> [YOUR INSTRUCTIONS]: All records are to be retyped faithfully and completely.

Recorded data

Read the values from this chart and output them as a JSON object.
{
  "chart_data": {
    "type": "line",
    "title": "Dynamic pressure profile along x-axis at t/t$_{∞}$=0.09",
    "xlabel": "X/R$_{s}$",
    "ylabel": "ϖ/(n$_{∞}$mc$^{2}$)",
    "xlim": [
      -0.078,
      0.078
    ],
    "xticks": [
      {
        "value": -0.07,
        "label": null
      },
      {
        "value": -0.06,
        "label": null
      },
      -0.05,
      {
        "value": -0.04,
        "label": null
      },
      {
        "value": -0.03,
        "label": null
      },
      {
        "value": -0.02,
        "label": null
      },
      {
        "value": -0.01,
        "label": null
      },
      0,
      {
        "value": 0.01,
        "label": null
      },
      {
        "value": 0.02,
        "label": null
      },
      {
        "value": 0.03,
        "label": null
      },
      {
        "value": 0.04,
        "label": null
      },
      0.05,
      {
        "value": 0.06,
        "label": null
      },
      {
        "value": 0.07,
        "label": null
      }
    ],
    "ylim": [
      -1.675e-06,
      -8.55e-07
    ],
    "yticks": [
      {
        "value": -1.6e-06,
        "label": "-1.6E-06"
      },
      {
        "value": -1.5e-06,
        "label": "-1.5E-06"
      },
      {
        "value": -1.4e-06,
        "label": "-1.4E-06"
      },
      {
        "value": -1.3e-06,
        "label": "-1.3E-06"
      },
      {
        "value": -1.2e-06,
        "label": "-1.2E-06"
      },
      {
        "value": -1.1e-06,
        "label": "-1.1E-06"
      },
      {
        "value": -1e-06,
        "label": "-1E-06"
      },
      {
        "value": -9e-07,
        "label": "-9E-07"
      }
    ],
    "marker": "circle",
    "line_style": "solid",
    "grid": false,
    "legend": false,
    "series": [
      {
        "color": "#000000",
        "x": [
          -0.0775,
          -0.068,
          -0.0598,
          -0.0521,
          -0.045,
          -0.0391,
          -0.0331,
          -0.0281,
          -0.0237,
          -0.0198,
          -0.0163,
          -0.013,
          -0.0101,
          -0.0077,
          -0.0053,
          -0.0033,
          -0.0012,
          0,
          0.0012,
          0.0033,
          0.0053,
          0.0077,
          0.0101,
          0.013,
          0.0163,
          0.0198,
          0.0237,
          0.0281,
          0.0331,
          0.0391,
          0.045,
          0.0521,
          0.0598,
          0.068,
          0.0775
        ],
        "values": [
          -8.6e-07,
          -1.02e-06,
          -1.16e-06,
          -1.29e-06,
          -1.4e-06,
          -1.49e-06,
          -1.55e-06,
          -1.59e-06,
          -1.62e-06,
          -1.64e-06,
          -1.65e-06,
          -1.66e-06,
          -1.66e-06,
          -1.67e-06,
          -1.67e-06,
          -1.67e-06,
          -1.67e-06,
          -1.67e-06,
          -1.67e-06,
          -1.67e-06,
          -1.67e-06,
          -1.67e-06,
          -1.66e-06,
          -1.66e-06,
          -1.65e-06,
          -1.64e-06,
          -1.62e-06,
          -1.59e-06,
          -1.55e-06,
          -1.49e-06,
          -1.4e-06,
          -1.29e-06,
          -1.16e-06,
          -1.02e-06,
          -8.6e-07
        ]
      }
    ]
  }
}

> [ANSWER]:
Read the values from this chart and output them as a JSON object.
{
  "chart_data": {
    "type": "line",
    "title": "Dynamic pressure profile along x-axis at t/t$_{∞}$=0.09",
    "xlabel": "X/R$_{s}$",
    "ylabel": "ϖ/(n$_{∞}$mc$^{2}$)",
    "xlim": [
      -0.078,
      0.078
    ],
    "xticks": [
      {
        "value": -0.07,
        "label": null
      },
      {
        "value": -0.06,
        "label": null
      },
      -0.05,
      {
        "value": -0.04,
        "label": null
      },
      {
        "value": -0.03,
        "label": null
      },
      {
        "value": -0.02,
        "label": null
      },
      {
        "value": -0.01,
        "label": null
      },
      0,
      {
        "value": 0.01,
        "label": null
      },
      {
        "value": 0.02,
        "label": null
      },
      {
        "value": 0.03,
        "label": null
      },
      {
        "value": 0.04,
        "label": null
      },
      0.05,
      {
        "value": 0.06,
        "label": null
      },
      {
        "value": 0.07,
        "label": null
      }
    ],
    "ylim": [
      -1.675e-06,
      -8.55e-07
    ],
    "yticks": [
      {
        "value": -1.6e-06,
        "label": "-1.6E-06"
      },
      {
        "value": -1.5e-06,
        "label": "-1.5E-06"
      },
      {
        "value": -1.4e-06,
        "label": "-1.4E-06"
      },
      {
        "value": -1.3e-06,
        "label": "-1.3E-06"
      },
      {
        "value": -1.2e-06,
        "label": "-1.2E-06"
      },
      {
        "value": -1.1e-06,
        "label": "-1.1E-06"
      },
      {
        "value": -1e-06,
        "label": "-1E-06"
      },
      {
        "value": -9e-07,
        "label": "-9E-07"
      }
    ],
    "marker": "circle",
    "line_style": "solid",
    "grid": false,
    "legend": false,
    "series": [
      {
        "color": "#000000",
        "x": [
          -0.0775,
          -0.068,
          -0.0598,
          -0.0521,
          -0.045,
          -0.0391,
          -0.0331,
          -0.0281,
          -0.0237,
          -0.0198,
          -0.0163,
          -0.013,
          -0.0101,
          -0.0077,
          -0.0053,
          -0.0033,
          -0.0012,
          0,
          0.0012,
          0.0033,
          0.0053,
          0.0077,
          0.0101,
          0.013,
          0.0163,
          0.0198,
          0.0237,
          0.0281,
          0.0331,
          0.0391,
          0.045,
          0.0521,
          0.0598,
          0.068,
          0.0775
        ],
        "values": [
          -8.6e-07,
          -1.02e-06,
          -1.16e-06,
          -1.29e-06,
          -1.4e-06,
          -1.49e-06,
          -1.55e-06,
          -1.59e-06,
          -1.62e-06,
          -1.64e-06,
          -1.65e-06,
          -1.66e-06,
          -1.66e-06,
          -1.67e-06,
          -1.67e-06,
          -1.67e-06,
          -1.67e-06,
          -1.67e-06,
          -1.67e-06,
          -1.67e-06,
          -1.67e-06,
          -1.67e-06,
          -1.66e-06,
          -1.66e-06,
          -1.65e-06,
          -1.64e-06,
          -1.62e-06,
          -1.59e-06,
          -1.55e-06,
          -1.49e-06,
          -1.4e-06,
          -1.29e-06,
          -1.16e-06,
          -1.02e-06,
          -8.6e-07
        ]
      }
    ]
  }
}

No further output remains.